EXERCISE DETAILS: Examine each line of the data. Copy those that contain the string "this".

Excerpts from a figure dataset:
START

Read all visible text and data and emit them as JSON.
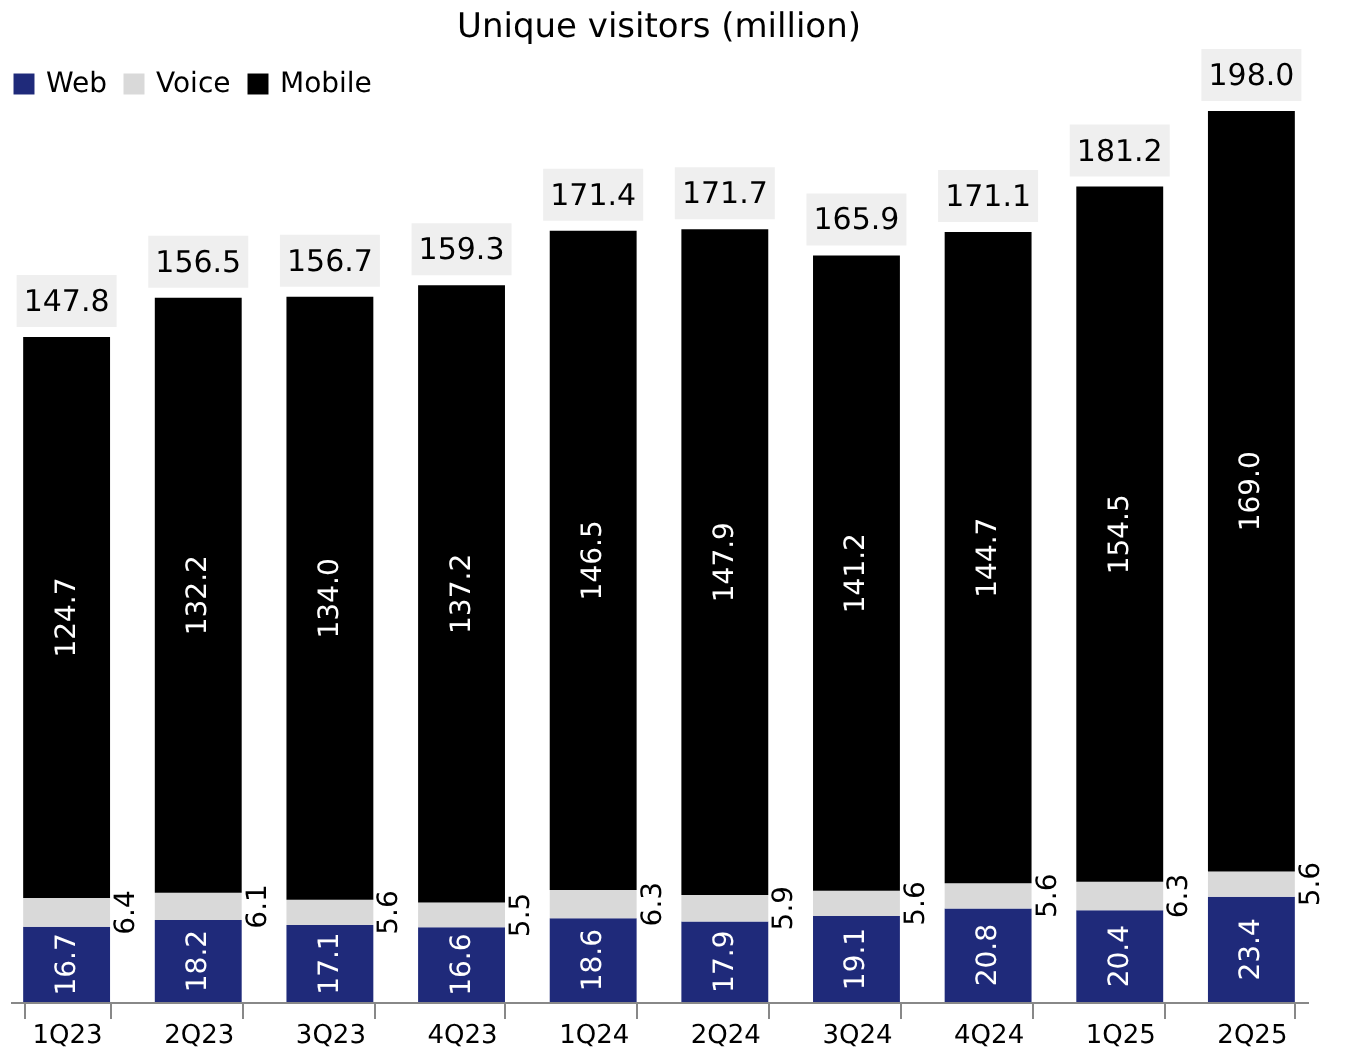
{
  "chart_data": {
    "type": "bar",
    "title": "Unique visitors (million)",
    "categories": [
      "1Q23",
      "2Q23",
      "3Q23",
      "4Q23",
      "1Q24",
      "2Q24",
      "3Q24",
      "4Q24",
      "1Q25",
      "2Q25"
    ],
    "stacked": true,
    "series": [
      {
        "name": "Web",
        "color": "#1f2a7a",
        "values": [
          16.7,
          18.2,
          17.1,
          16.6,
          18.6,
          17.9,
          19.1,
          20.8,
          20.4,
          23.4
        ],
        "value_labels": [
          "16.7",
          "18.2",
          "17.1",
          "16.6",
          "18.6",
          "17.9",
          "19.1",
          "20.8",
          "20.4",
          "23.4"
        ]
      },
      {
        "name": "Voice",
        "color": "#d9d9d9",
        "values": [
          6.4,
          6.1,
          5.6,
          5.5,
          6.3,
          5.9,
          5.6,
          5.6,
          6.3,
          5.6
        ],
        "value_labels": [
          "6.4",
          "6.1",
          "5.6",
          "5.5",
          "6.3",
          "5.9",
          "5.6",
          "5.6",
          "6.3",
          "5.6"
        ]
      },
      {
        "name": "Mobile",
        "color": "#000000",
        "values": [
          124.7,
          132.2,
          134.0,
          137.2,
          146.5,
          147.9,
          141.2,
          144.7,
          154.5,
          169.0
        ],
        "value_labels": [
          "124.7",
          "132.2",
          "134.0",
          "137.2",
          "146.5",
          "147.9",
          "141.2",
          "144.7",
          "154.5",
          "169.0"
        ]
      }
    ],
    "totals": [
      "147.8",
      "156.5",
      "156.7",
      "159.3",
      "171.4",
      "171.7",
      "165.9",
      "171.1",
      "181.2",
      "198.0"
    ],
    "legend": "top",
    "grid": false,
    "tick_labels": "x"
  }
}
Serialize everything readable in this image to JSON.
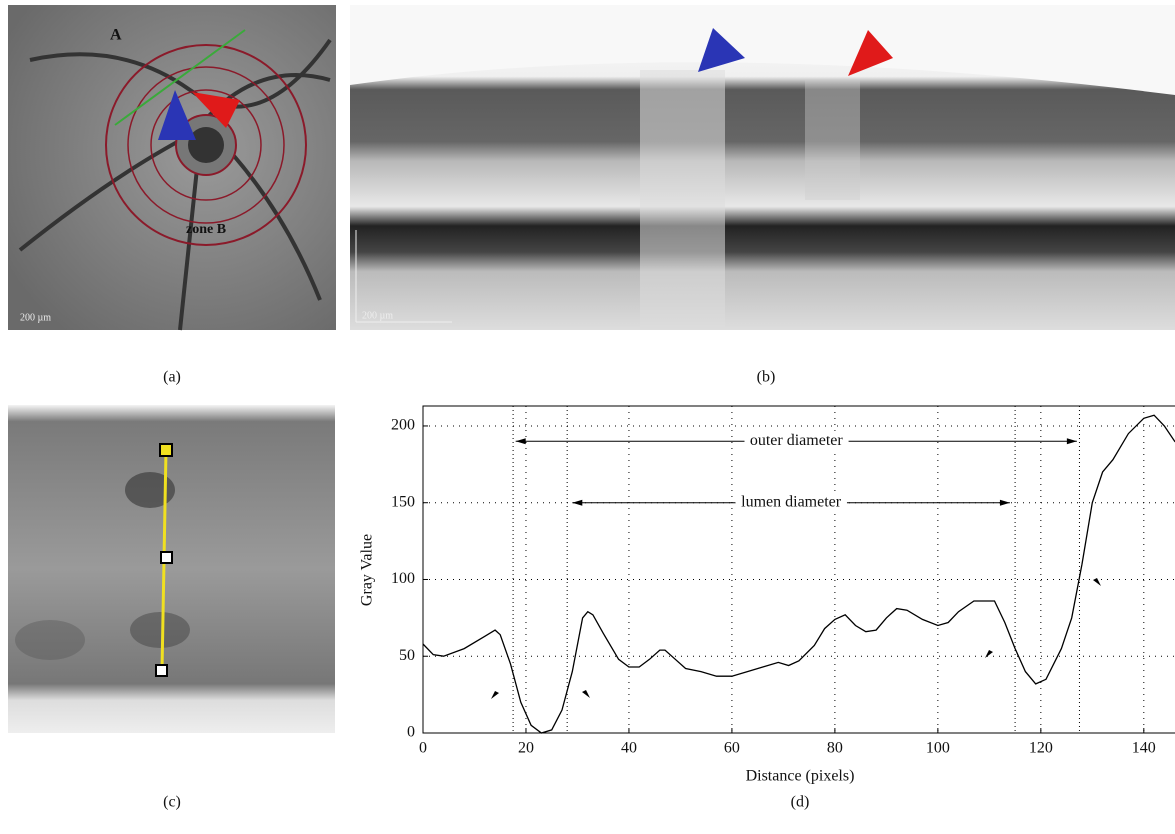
{
  "panels": {
    "a": {
      "label": "(a)",
      "texts": [
        "A",
        "zone B",
        "200 µm"
      ]
    },
    "b": {
      "label": "(b)",
      "texts": [
        "200 µm"
      ]
    },
    "c": {
      "label": "(c)"
    },
    "d": {
      "label": "(d)"
    }
  },
  "chart_data": {
    "type": "line",
    "xlabel": "Distance (pixels)",
    "ylabel": "Gray Value",
    "x": [
      0,
      2,
      4,
      8,
      12,
      14,
      15,
      17,
      19,
      21,
      23,
      25,
      27,
      29,
      31,
      32,
      33,
      35,
      38,
      40,
      42,
      44,
      46,
      47,
      49,
      51,
      54,
      57,
      60,
      63,
      66,
      69,
      71,
      73,
      76,
      78,
      80,
      82,
      84,
      86,
      88,
      90,
      92,
      94,
      97,
      100,
      102,
      104,
      107,
      111,
      113,
      115,
      117,
      119,
      121,
      124,
      126,
      128,
      130,
      132,
      134,
      137,
      140,
      142,
      144,
      146,
      148
    ],
    "values": [
      58,
      51,
      50,
      55,
      63,
      67,
      64,
      45,
      20,
      5,
      0,
      2,
      15,
      40,
      75,
      79,
      77,
      65,
      48,
      43,
      43,
      48,
      54,
      54,
      48,
      42,
      40,
      37,
      37,
      40,
      43,
      46,
      44,
      47,
      57,
      68,
      74,
      77,
      70,
      66,
      67,
      75,
      81,
      80,
      74,
      70,
      72,
      79,
      86,
      86,
      72,
      55,
      40,
      32,
      35,
      55,
      75,
      110,
      150,
      170,
      178,
      195,
      205,
      207,
      200,
      190,
      185
    ],
    "color": "#000000",
    "xlim": [
      0,
      148
    ],
    "ylim": [
      0,
      213
    ],
    "xticks": [
      0,
      20,
      40,
      60,
      80,
      100,
      120,
      140
    ],
    "yticks": [
      0,
      50,
      100,
      150,
      200
    ],
    "grid": true,
    "guides": [
      17.5,
      28,
      115,
      127.5
    ],
    "annotations": [
      {
        "text": "outer diameter",
        "x0": 18,
        "x1": 127,
        "y": 190
      },
      {
        "text": "lumen diameter",
        "x0": 29,
        "x1": 114,
        "y": 150
      }
    ]
  }
}
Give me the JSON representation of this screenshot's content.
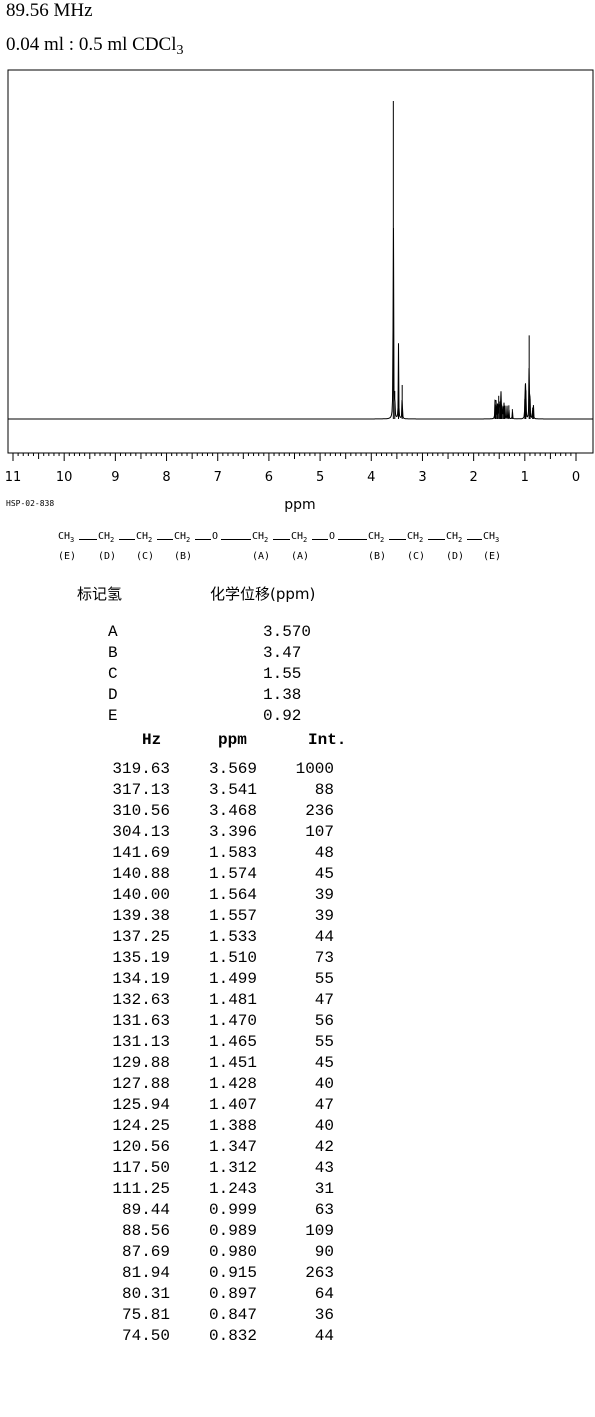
{
  "header": {
    "frequency": "89.56 MHz",
    "solvent_text": "0.04 ml : 0.5 ml CDCl",
    "solvent_sub": "3"
  },
  "code": "HSP-02-838",
  "structure": {
    "groups": [
      "CH3",
      "CH2",
      "CH2",
      "CH2",
      "O",
      "CH2",
      "CH2",
      "O",
      "CH2",
      "CH2",
      "CH2",
      "CH3"
    ],
    "labels": [
      "(E)",
      "(D)",
      "(C)",
      "(B)",
      "(A)",
      "(A)",
      "(B)",
      "(C)",
      "(D)",
      "(E)"
    ]
  },
  "assignments": {
    "col_label": "标记氢",
    "col_shift": "化学位移(ppm)",
    "rows": [
      {
        "label": "A",
        "shift": "3.570"
      },
      {
        "label": "B",
        "shift": "3.47"
      },
      {
        "label": "C",
        "shift": "1.55"
      },
      {
        "label": "D",
        "shift": "1.38"
      },
      {
        "label": "E",
        "shift": "0.92"
      }
    ]
  },
  "peak_table": {
    "headers": [
      "Hz",
      "ppm",
      "Int."
    ],
    "rows": [
      [
        "319.63",
        "3.569",
        "1000"
      ],
      [
        "317.13",
        "3.541",
        "88"
      ],
      [
        "310.56",
        "3.468",
        "236"
      ],
      [
        "304.13",
        "3.396",
        "107"
      ],
      [
        "141.69",
        "1.583",
        "48"
      ],
      [
        "140.88",
        "1.574",
        "45"
      ],
      [
        "140.00",
        "1.564",
        "39"
      ],
      [
        "139.38",
        "1.557",
        "39"
      ],
      [
        "137.25",
        "1.533",
        "44"
      ],
      [
        "135.19",
        "1.510",
        "73"
      ],
      [
        "134.19",
        "1.499",
        "55"
      ],
      [
        "132.63",
        "1.481",
        "47"
      ],
      [
        "131.63",
        "1.470",
        "56"
      ],
      [
        "131.13",
        "1.465",
        "55"
      ],
      [
        "129.88",
        "1.451",
        "45"
      ],
      [
        "127.88",
        "1.428",
        "40"
      ],
      [
        "125.94",
        "1.407",
        "47"
      ],
      [
        "124.25",
        "1.388",
        "40"
      ],
      [
        "120.56",
        "1.347",
        "42"
      ],
      [
        "117.50",
        "1.312",
        "43"
      ],
      [
        "111.25",
        "1.243",
        "31"
      ],
      [
        "89.44",
        "0.999",
        "63"
      ],
      [
        "88.56",
        "0.989",
        "109"
      ],
      [
        "87.69",
        "0.980",
        "90"
      ],
      [
        "81.94",
        "0.915",
        "263"
      ],
      [
        "80.31",
        "0.897",
        "64"
      ],
      [
        "75.81",
        "0.847",
        "36"
      ],
      [
        "74.50",
        "0.832",
        "44"
      ]
    ]
  },
  "chart_data": {
    "type": "line",
    "xlabel": "ppm",
    "xlim": [
      11,
      0
    ],
    "ylim": [
      0,
      1000
    ],
    "x_ticks": [
      "11",
      "10",
      "9",
      "8",
      "7",
      "6",
      "5",
      "4",
      "3",
      "2",
      "1",
      "0"
    ],
    "peaks_ppm": [
      3.569,
      3.541,
      3.468,
      3.396,
      1.583,
      1.574,
      1.564,
      1.557,
      1.533,
      1.51,
      1.499,
      1.481,
      1.47,
      1.465,
      1.451,
      1.428,
      1.407,
      1.388,
      1.347,
      1.312,
      1.243,
      0.999,
      0.989,
      0.98,
      0.915,
      0.897,
      0.847,
      0.832
    ],
    "peaks_intensity": [
      1000,
      88,
      236,
      107,
      48,
      45,
      39,
      39,
      44,
      73,
      55,
      47,
      56,
      55,
      45,
      40,
      47,
      40,
      42,
      43,
      31,
      63,
      109,
      90,
      263,
      64,
      36,
      44
    ],
    "grid": false
  }
}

END

RESULT:
Serialize everything readable in this image to JSON.
Give me the JSON representation of this screenshot's content.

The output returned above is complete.